[EXERCISE BRIEF]: Check each line of the listing below for the string "JSON", and copy the ones that have it.

─── ITEMS

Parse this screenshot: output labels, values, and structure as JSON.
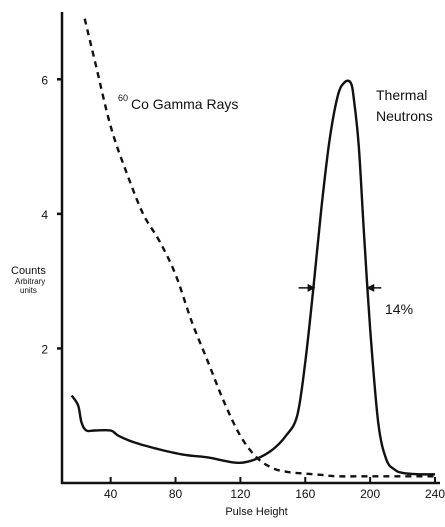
{
  "chart_data": {
    "type": "line",
    "title": "",
    "xlabel": "Pulse Height",
    "ylabel": "Counts",
    "ylabel_sub": [
      "Arbitrary",
      "units"
    ],
    "xlim": [
      10,
      240
    ],
    "ylim": [
      0,
      7
    ],
    "xticks": [
      40,
      80,
      120,
      160,
      200,
      240
    ],
    "yticks": [
      2,
      4,
      6
    ],
    "grid": false,
    "legend": "none",
    "series": [
      {
        "name": "Thermal Neutrons",
        "style": "solid",
        "x": [
          16,
          20,
          22,
          25,
          30,
          40,
          45,
          55,
          70,
          85,
          100,
          110,
          120,
          130,
          140,
          148,
          155,
          160,
          165,
          170,
          175,
          180,
          184,
          188,
          190,
          193,
          196,
          200,
          205,
          210,
          215,
          220,
          230,
          240
        ],
        "y": [
          1.3,
          1.15,
          0.9,
          0.78,
          0.78,
          0.78,
          0.7,
          0.6,
          0.5,
          0.42,
          0.38,
          0.33,
          0.3,
          0.36,
          0.5,
          0.7,
          1.0,
          1.8,
          2.9,
          4.1,
          5.1,
          5.75,
          5.95,
          5.95,
          5.7,
          5.0,
          3.8,
          2.3,
          0.9,
          0.35,
          0.2,
          0.15,
          0.13,
          0.13
        ]
      },
      {
        "name": "Co Gamma Rays",
        "style": "dashed",
        "x": [
          24,
          30,
          40,
          50,
          60,
          70,
          80,
          90,
          100,
          110,
          120,
          130,
          140,
          150,
          160,
          170,
          180,
          200,
          220,
          240
        ],
        "y": [
          6.9,
          6.3,
          5.3,
          4.6,
          4.0,
          3.6,
          3.1,
          2.4,
          1.8,
          1.2,
          0.7,
          0.38,
          0.22,
          0.16,
          0.14,
          0.12,
          0.1,
          0.1,
          0.1,
          0.1
        ]
      }
    ],
    "annotations": {
      "gamma_sup": "60",
      "gamma_label": "Co Gamma Rays",
      "neutron_label": [
        "Thermal",
        "Neutrons"
      ],
      "fwhm_label": "14%"
    },
    "fwhm_markers": {
      "y": 2.9,
      "x_left": 167,
      "x_right": 197
    }
  }
}
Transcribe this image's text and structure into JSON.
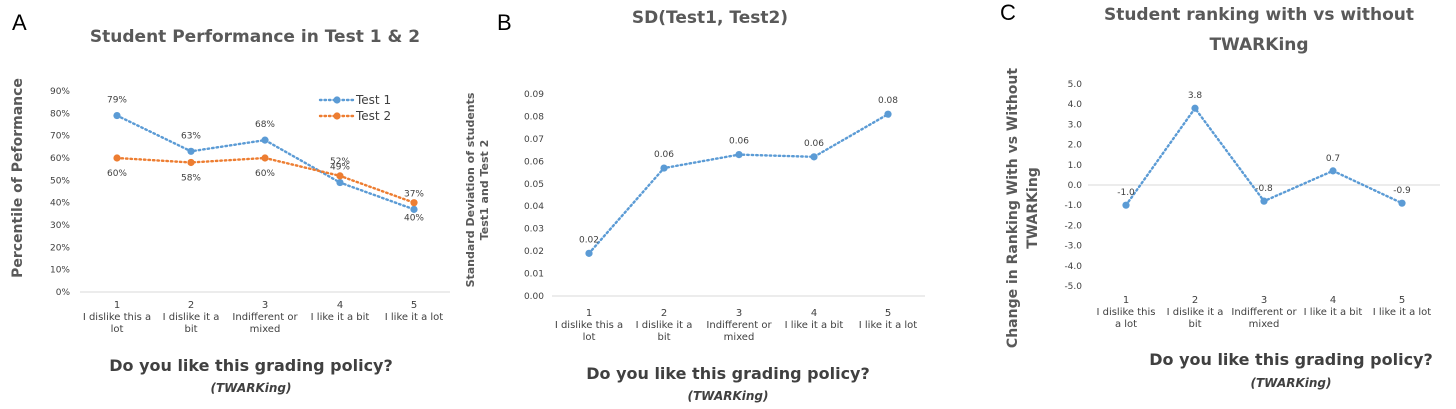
{
  "chart_data": [
    {
      "panel": "A",
      "type": "line",
      "title": "Student Performance in Test 1 & 2",
      "xlabel": "Do you like this grading policy?",
      "xsublabel": "(TWARKing)",
      "ylabel": "Percentile of Peformance",
      "categories": [
        "1",
        "2",
        "3",
        "4",
        "5"
      ],
      "category_descriptions": [
        "I dislike this a lot",
        "I dislike it a bit",
        "Indifferent or mixed",
        "I like it a bit",
        "I like it a lot"
      ],
      "ylim": [
        0,
        0.9
      ],
      "yticks": [
        "0%",
        "10%",
        "20%",
        "30%",
        "40%",
        "50%",
        "60%",
        "70%",
        "80%",
        "90%"
      ],
      "legend_position": "top-right",
      "series": [
        {
          "name": "Test 1",
          "values": [
            0.79,
            0.63,
            0.68,
            0.49,
            0.37
          ],
          "labels": [
            "79%",
            "63%",
            "68%",
            "49%",
            "37%"
          ],
          "label_position": "above",
          "color": "#5B9BD5"
        },
        {
          "name": "Test 2",
          "values": [
            0.6,
            0.58,
            0.6,
            0.52,
            0.4
          ],
          "labels": [
            "60%",
            "58%",
            "60%",
            "52%",
            "40%"
          ],
          "label_position": "below",
          "color": "#ED7D31"
        }
      ]
    },
    {
      "panel": "B",
      "type": "line",
      "title": "SD(Test1, Test2)",
      "xlabel": "Do you like this grading policy?",
      "xsublabel": "(TWARKing)",
      "ylabel": "Standard Deviation of students Test1 and Test 2",
      "categories": [
        "1",
        "2",
        "3",
        "4",
        "5"
      ],
      "category_descriptions": [
        "I dislike this a lot",
        "I dislike it a bit",
        "Indifferent or mixed",
        "I like it a bit",
        "I like it a lot"
      ],
      "ylim": [
        0,
        0.09
      ],
      "yticks": [
        "0.00",
        "0.01",
        "0.02",
        "0.03",
        "0.04",
        "0.05",
        "0.06",
        "0.07",
        "0.08",
        "0.09"
      ],
      "series": [
        {
          "values": [
            0.019,
            0.057,
            0.063,
            0.062,
            0.081
          ],
          "labels": [
            "0.02",
            "0.06",
            "0.06",
            "0.06",
            "0.08"
          ],
          "label_position": "above",
          "color": "#5B9BD5"
        }
      ]
    },
    {
      "panel": "C",
      "type": "line",
      "title": "Student ranking with vs without TWARKing",
      "xlabel": "Do you like this grading policy?",
      "xsublabel": "(TWARKing)",
      "ylabel": "Change in Ranking With vs Without TWARKing",
      "categories": [
        "1",
        "2",
        "3",
        "4",
        "5"
      ],
      "category_descriptions": [
        "I dislike this a lot",
        "I dislike it a bit",
        "Indifferent or mixed",
        "I like it a bit",
        "I like it a lot"
      ],
      "ylim": [
        -5,
        5
      ],
      "yticks": [
        "-5.0",
        "-4.0",
        "-3.0",
        "-2.0",
        "-1.0",
        "0.0",
        "1.0",
        "2.0",
        "3.0",
        "4.0",
        "5.0"
      ],
      "series": [
        {
          "values": [
            -1.0,
            3.8,
            -0.8,
            0.7,
            -0.9
          ],
          "labels": [
            "-1.0",
            "3.8",
            "-0.8",
            "0.7",
            "-0.9"
          ],
          "label_position": "above",
          "color": "#5B9BD5"
        }
      ]
    }
  ]
}
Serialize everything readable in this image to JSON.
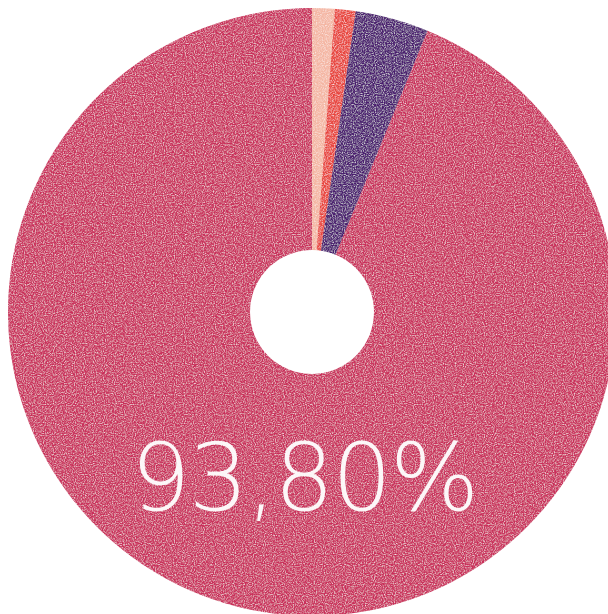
{
  "chart_data": {
    "type": "pie",
    "donut": true,
    "title": "",
    "center_label": "93,80%",
    "slices": [
      {
        "value": 93.8,
        "color": "#c92d5a"
      },
      {
        "value": 1.2,
        "color": "#f4b5a2"
      },
      {
        "value": 1.1,
        "color": "#e8433a"
      },
      {
        "value": 3.9,
        "color": "#4a1f6e"
      }
    ]
  }
}
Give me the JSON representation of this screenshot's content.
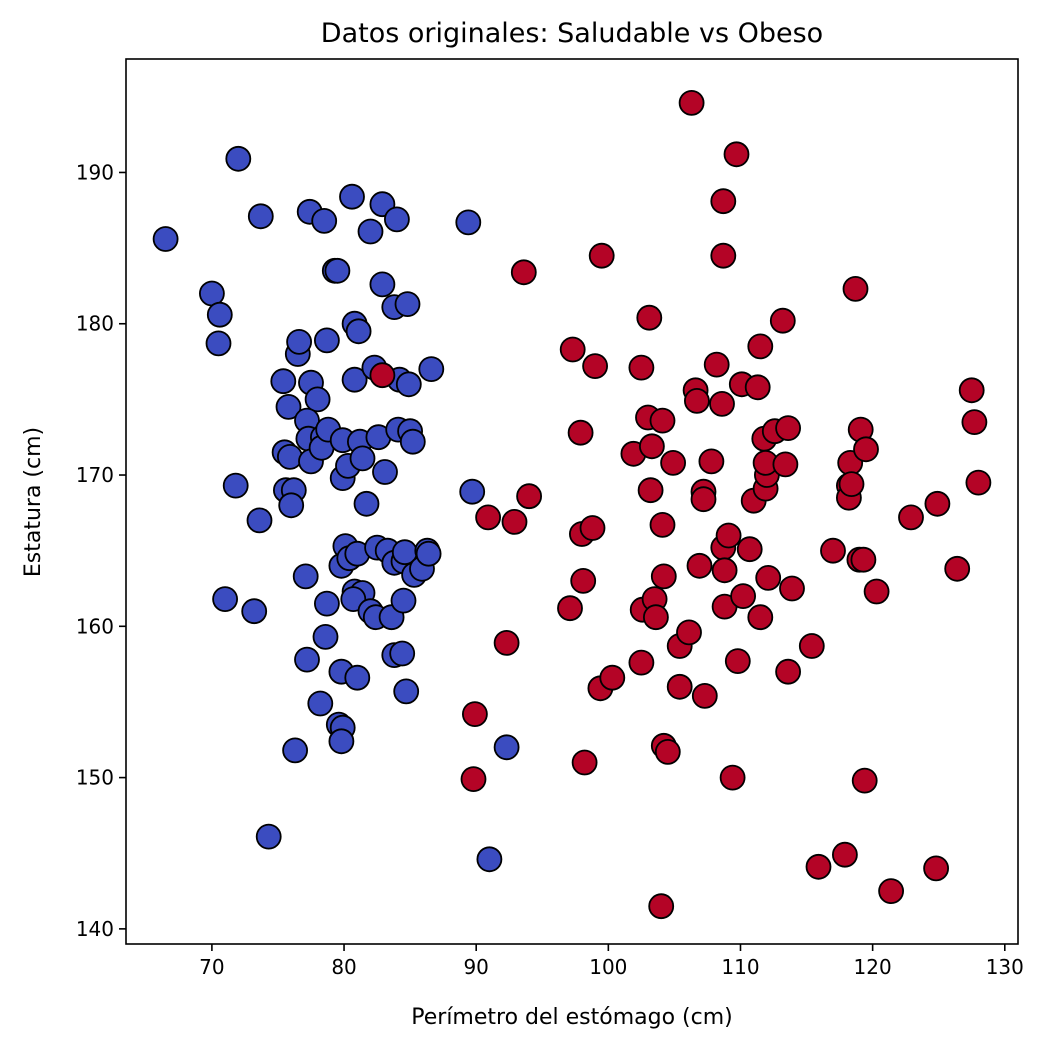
{
  "chart_data": {
    "type": "scatter",
    "title": "Datos originales: Saludable vs Obeso",
    "xlabel": "Perímetro del estómago (cm)",
    "ylabel": "Estatura (cm)",
    "xlim": [
      63.5,
      131
    ],
    "ylim": [
      139,
      197.5
    ],
    "xticks": [
      70,
      80,
      90,
      100,
      110,
      120,
      130
    ],
    "yticks": [
      140,
      150,
      160,
      170,
      180,
      190
    ],
    "grid": false,
    "colors": {
      "blue": "#3b4cc0",
      "red": "#b40426",
      "edge": "#000000"
    },
    "series": [
      {
        "color": "#3b4cc0",
        "points": [
          [
            66.5,
            185.6
          ],
          [
            72.0,
            190.9
          ],
          [
            73.7,
            187.1
          ],
          [
            70.0,
            182.0
          ],
          [
            70.6,
            180.6
          ],
          [
            70.5,
            178.7
          ],
          [
            71.8,
            169.3
          ],
          [
            73.6,
            167.0
          ],
          [
            71.0,
            161.8
          ],
          [
            73.2,
            161.0
          ],
          [
            74.3,
            146.1
          ],
          [
            75.4,
            176.2
          ],
          [
            75.8,
            174.5
          ],
          [
            75.5,
            171.5
          ],
          [
            75.9,
            171.2
          ],
          [
            75.6,
            169.0
          ],
          [
            76.2,
            169.0
          ],
          [
            76.0,
            168.0
          ],
          [
            76.3,
            151.8
          ],
          [
            76.5,
            178.0
          ],
          [
            76.6,
            178.8
          ],
          [
            77.4,
            187.4
          ],
          [
            78.5,
            186.8
          ],
          [
            77.5,
            176.1
          ],
          [
            78.0,
            175.0
          ],
          [
            77.2,
            173.6
          ],
          [
            77.3,
            172.4
          ],
          [
            77.5,
            170.9
          ],
          [
            77.1,
            163.3
          ],
          [
            77.2,
            157.8
          ],
          [
            78.2,
            154.9
          ],
          [
            78.7,
            178.9
          ],
          [
            78.4,
            172.5
          ],
          [
            78.3,
            171.8
          ],
          [
            78.8,
            173.0
          ],
          [
            78.7,
            161.5
          ],
          [
            78.6,
            159.3
          ],
          [
            79.3,
            183.5
          ],
          [
            79.5,
            183.5
          ],
          [
            79.9,
            172.3
          ],
          [
            79.9,
            169.8
          ],
          [
            80.3,
            170.6
          ],
          [
            80.1,
            165.3
          ],
          [
            79.8,
            164.0
          ],
          [
            80.4,
            164.5
          ],
          [
            79.8,
            157.0
          ],
          [
            79.6,
            153.5
          ],
          [
            79.9,
            153.3
          ],
          [
            79.8,
            152.4
          ],
          [
            80.6,
            188.4
          ],
          [
            80.8,
            180.0
          ],
          [
            81.1,
            179.5
          ],
          [
            80.8,
            176.3
          ],
          [
            81.2,
            172.2
          ],
          [
            81.4,
            171.1
          ],
          [
            81.7,
            168.1
          ],
          [
            81.0,
            164.8
          ],
          [
            80.8,
            162.3
          ],
          [
            81.4,
            162.2
          ],
          [
            80.7,
            161.8
          ],
          [
            81.0,
            156.6
          ],
          [
            82.0,
            186.1
          ],
          [
            82.3,
            177.1
          ],
          [
            82.6,
            172.5
          ],
          [
            82.5,
            165.2
          ],
          [
            82.0,
            161.0
          ],
          [
            82.4,
            160.6
          ],
          [
            82.9,
            182.6
          ],
          [
            82.9,
            187.9
          ],
          [
            83.1,
            170.2
          ],
          [
            83.3,
            165.0
          ],
          [
            83.8,
            164.2
          ],
          [
            83.6,
            160.6
          ],
          [
            83.8,
            158.1
          ],
          [
            84.0,
            186.9
          ],
          [
            83.8,
            181.1
          ],
          [
            84.2,
            176.3
          ],
          [
            84.1,
            173.0
          ],
          [
            84.4,
            158.2
          ],
          [
            84.5,
            164.3
          ],
          [
            84.6,
            164.9
          ],
          [
            84.5,
            161.7
          ],
          [
            84.7,
            155.7
          ],
          [
            84.8,
            181.3
          ],
          [
            84.9,
            176.0
          ],
          [
            85.0,
            172.9
          ],
          [
            85.2,
            172.2
          ],
          [
            85.3,
            163.4
          ],
          [
            85.9,
            163.8
          ],
          [
            86.3,
            165.0
          ],
          [
            86.4,
            164.8
          ],
          [
            86.6,
            177.0
          ],
          [
            89.4,
            186.7
          ],
          [
            89.7,
            168.9
          ],
          [
            92.3,
            152.0
          ],
          [
            91.0,
            144.6
          ]
        ]
      },
      {
        "color": "#b40426",
        "points": [
          [
            82.9,
            176.6
          ],
          [
            89.8,
            149.9
          ],
          [
            89.9,
            154.2
          ],
          [
            90.9,
            167.2
          ],
          [
            92.3,
            158.9
          ],
          [
            92.9,
            166.9
          ],
          [
            93.6,
            183.4
          ],
          [
            94.0,
            168.6
          ],
          [
            97.1,
            161.2
          ],
          [
            97.3,
            178.3
          ],
          [
            97.9,
            172.8
          ],
          [
            98.0,
            166.1
          ],
          [
            98.1,
            163.0
          ],
          [
            98.2,
            151.0
          ],
          [
            98.8,
            166.5
          ],
          [
            99.0,
            177.2
          ],
          [
            99.5,
            184.5
          ],
          [
            99.4,
            155.9
          ],
          [
            100.3,
            156.6
          ],
          [
            101.9,
            171.4
          ],
          [
            102.5,
            177.1
          ],
          [
            102.5,
            157.6
          ],
          [
            102.6,
            161.1
          ],
          [
            103.1,
            180.4
          ],
          [
            103.0,
            173.8
          ],
          [
            103.3,
            171.9
          ],
          [
            103.2,
            169.0
          ],
          [
            103.5,
            161.8
          ],
          [
            103.6,
            160.6
          ],
          [
            104.0,
            141.5
          ],
          [
            104.1,
            173.6
          ],
          [
            104.1,
            166.7
          ],
          [
            104.2,
            163.3
          ],
          [
            104.2,
            152.1
          ],
          [
            104.5,
            151.7
          ],
          [
            104.9,
            170.8
          ],
          [
            105.4,
            158.7
          ],
          [
            105.4,
            156.0
          ],
          [
            106.1,
            159.6
          ],
          [
            106.3,
            194.6
          ],
          [
            106.6,
            175.6
          ],
          [
            106.7,
            174.9
          ],
          [
            106.9,
            164.0
          ],
          [
            107.2,
            168.9
          ],
          [
            107.2,
            168.4
          ],
          [
            107.3,
            155.4
          ],
          [
            107.8,
            170.9
          ],
          [
            108.2,
            177.3
          ],
          [
            108.6,
            174.7
          ],
          [
            108.7,
            188.1
          ],
          [
            108.7,
            184.5
          ],
          [
            108.7,
            165.2
          ],
          [
            108.8,
            163.7
          ],
          [
            108.8,
            161.3
          ],
          [
            109.1,
            166.0
          ],
          [
            109.4,
            150.0
          ],
          [
            109.7,
            191.2
          ],
          [
            109.8,
            157.7
          ],
          [
            110.1,
            176.0
          ],
          [
            110.2,
            162.0
          ],
          [
            110.7,
            165.1
          ],
          [
            111.0,
            168.3
          ],
          [
            111.3,
            175.8
          ],
          [
            111.5,
            178.5
          ],
          [
            111.5,
            160.6
          ],
          [
            111.8,
            172.4
          ],
          [
            111.9,
            169.1
          ],
          [
            112.0,
            170.0
          ],
          [
            111.9,
            170.8
          ],
          [
            112.1,
            163.2
          ],
          [
            112.6,
            172.9
          ],
          [
            113.2,
            180.2
          ],
          [
            113.4,
            170.7
          ],
          [
            113.6,
            173.1
          ],
          [
            113.6,
            157.0
          ],
          [
            113.9,
            162.5
          ],
          [
            115.4,
            158.7
          ],
          [
            115.9,
            144.1
          ],
          [
            117.0,
            165.0
          ],
          [
            117.9,
            144.9
          ],
          [
            118.3,
            170.8
          ],
          [
            118.2,
            169.3
          ],
          [
            118.2,
            168.5
          ],
          [
            118.4,
            169.4
          ],
          [
            118.7,
            182.3
          ],
          [
            119.0,
            164.4
          ],
          [
            119.1,
            173.0
          ],
          [
            119.5,
            171.7
          ],
          [
            119.3,
            164.4
          ],
          [
            119.4,
            149.8
          ],
          [
            120.3,
            162.3
          ],
          [
            121.4,
            142.5
          ],
          [
            122.9,
            167.2
          ],
          [
            124.8,
            144.0
          ],
          [
            124.9,
            168.1
          ],
          [
            126.4,
            163.8
          ],
          [
            127.5,
            175.6
          ],
          [
            127.7,
            173.5
          ],
          [
            128.0,
            169.5
          ]
        ]
      }
    ]
  }
}
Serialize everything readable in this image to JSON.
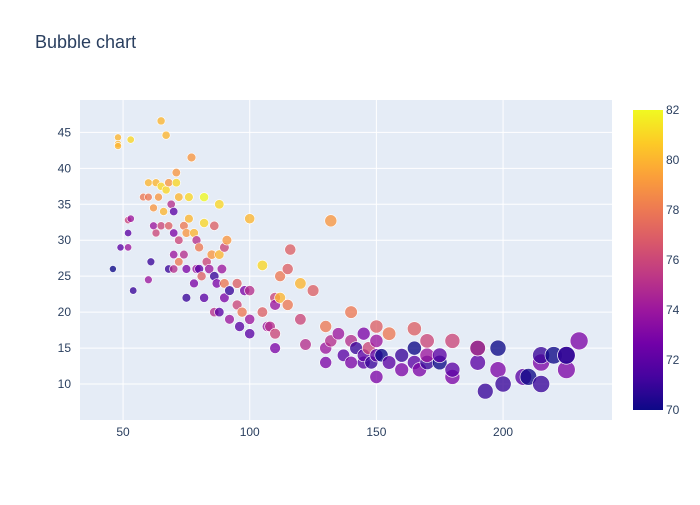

──────

[RESPONSE]:
Parse this screenshot: output labels, values, and structure as JSON.
Transcribe this image's text and structure into JSON.
Serialize everything readable in this image to JSON.
Give me the JSON representation of this screenshot's content.
Serialize everything readable in this image to JSON.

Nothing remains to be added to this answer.